Source records
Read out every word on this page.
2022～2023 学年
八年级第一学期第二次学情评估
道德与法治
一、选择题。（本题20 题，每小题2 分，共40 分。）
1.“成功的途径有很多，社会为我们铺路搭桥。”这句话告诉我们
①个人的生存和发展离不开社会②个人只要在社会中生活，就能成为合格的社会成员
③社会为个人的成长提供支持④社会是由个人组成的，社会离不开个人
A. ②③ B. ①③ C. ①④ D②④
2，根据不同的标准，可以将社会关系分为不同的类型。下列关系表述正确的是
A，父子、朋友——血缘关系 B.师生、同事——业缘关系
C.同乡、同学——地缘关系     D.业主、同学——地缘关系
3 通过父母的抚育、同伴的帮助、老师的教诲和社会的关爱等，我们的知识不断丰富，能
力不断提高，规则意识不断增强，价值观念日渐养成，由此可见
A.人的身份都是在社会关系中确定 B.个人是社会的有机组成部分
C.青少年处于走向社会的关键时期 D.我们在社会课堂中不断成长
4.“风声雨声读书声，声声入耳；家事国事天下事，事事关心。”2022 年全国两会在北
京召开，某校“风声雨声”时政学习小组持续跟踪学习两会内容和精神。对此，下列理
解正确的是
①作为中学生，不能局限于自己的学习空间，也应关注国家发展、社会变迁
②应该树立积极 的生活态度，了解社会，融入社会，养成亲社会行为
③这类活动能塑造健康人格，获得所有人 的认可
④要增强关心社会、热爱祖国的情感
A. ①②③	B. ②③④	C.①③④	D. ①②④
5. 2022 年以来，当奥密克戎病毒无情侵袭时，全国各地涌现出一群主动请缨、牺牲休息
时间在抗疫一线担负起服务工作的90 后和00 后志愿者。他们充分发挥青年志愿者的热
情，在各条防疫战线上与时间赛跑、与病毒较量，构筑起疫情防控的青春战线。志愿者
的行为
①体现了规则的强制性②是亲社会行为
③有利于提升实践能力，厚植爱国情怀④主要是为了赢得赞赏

→ EXERCISE OBJECTIVE:
Give the complete listing a second time, exactly as it reads.

→ SOLVED PROBLEM:
Read out every word on this page.
2022～2023 学年
八年级第一学期第二次学情评估
道德与法治
一、选择题。（本题20 题，每小题2 分，共40 分。）
1.“成功的途径有很多，社会为我们铺路搭桥。”这句话告诉我们
①个人的生存和发展离不开社会②个人只要在社会中生活，就能成为合格的社会成员
③社会为个人的成长提供支持④社会是由个人组成的，社会离不开个人
A. ②③ B. ①③ C. ①④ D②④
2，根据不同的标准，可以将社会关系分为不同的类型。下列关系表述正确的是
A，父子、朋友——血缘关系 B.师生、同事——业缘关系
C.同乡、同学——地缘关系     D.业主、同学——地缘关系
3 通过父母的抚育、同伴的帮助、老师的教诲和社会的关爱等，我们的知识不断丰富，能
力不断提高，规则意识不断增强，价值观念日渐养成，由此可见
A.人的身份都是在社会关系中确定 B.个人是社会的有机组成部分
C.青少年处于走向社会的关键时期 D.我们在社会课堂中不断成长
4.“风声雨声读书声，声声入耳；家事国事天下事，事事关心。”2022 年全国两会在北
京召开，某校“风声雨声”时政学习小组持续跟踪学习两会内容和精神。对此，下列理
解正确的是
①作为中学生，不能局限于自己的学习空间，也应关注国家发展、社会变迁
②应该树立积极 的生活态度，了解社会，融入社会，养成亲社会行为
③这类活动能塑造健康人格，获得所有人 的认可
④要增强关心社会、热爱祖国的情感
A. ①②③	B. ②③④	C.①③④	D. ①②④
5. 2022 年以来，当奥密克戎病毒无情侵袭时，全国各地涌现出一群主动请缨、牺牲休息
时间在抗疫一线担负起服务工作的90 后和00 后志愿者。他们充分发挥青年志愿者的热
情，在各条防疫战线上与时间赛跑、与病毒较量，构筑起疫情防控的青春战线。志愿者
的行为
①体现了规则的强制性②是亲社会行为
③有利于提升实践能力，厚植爱国情怀④主要是为了赢得赞赏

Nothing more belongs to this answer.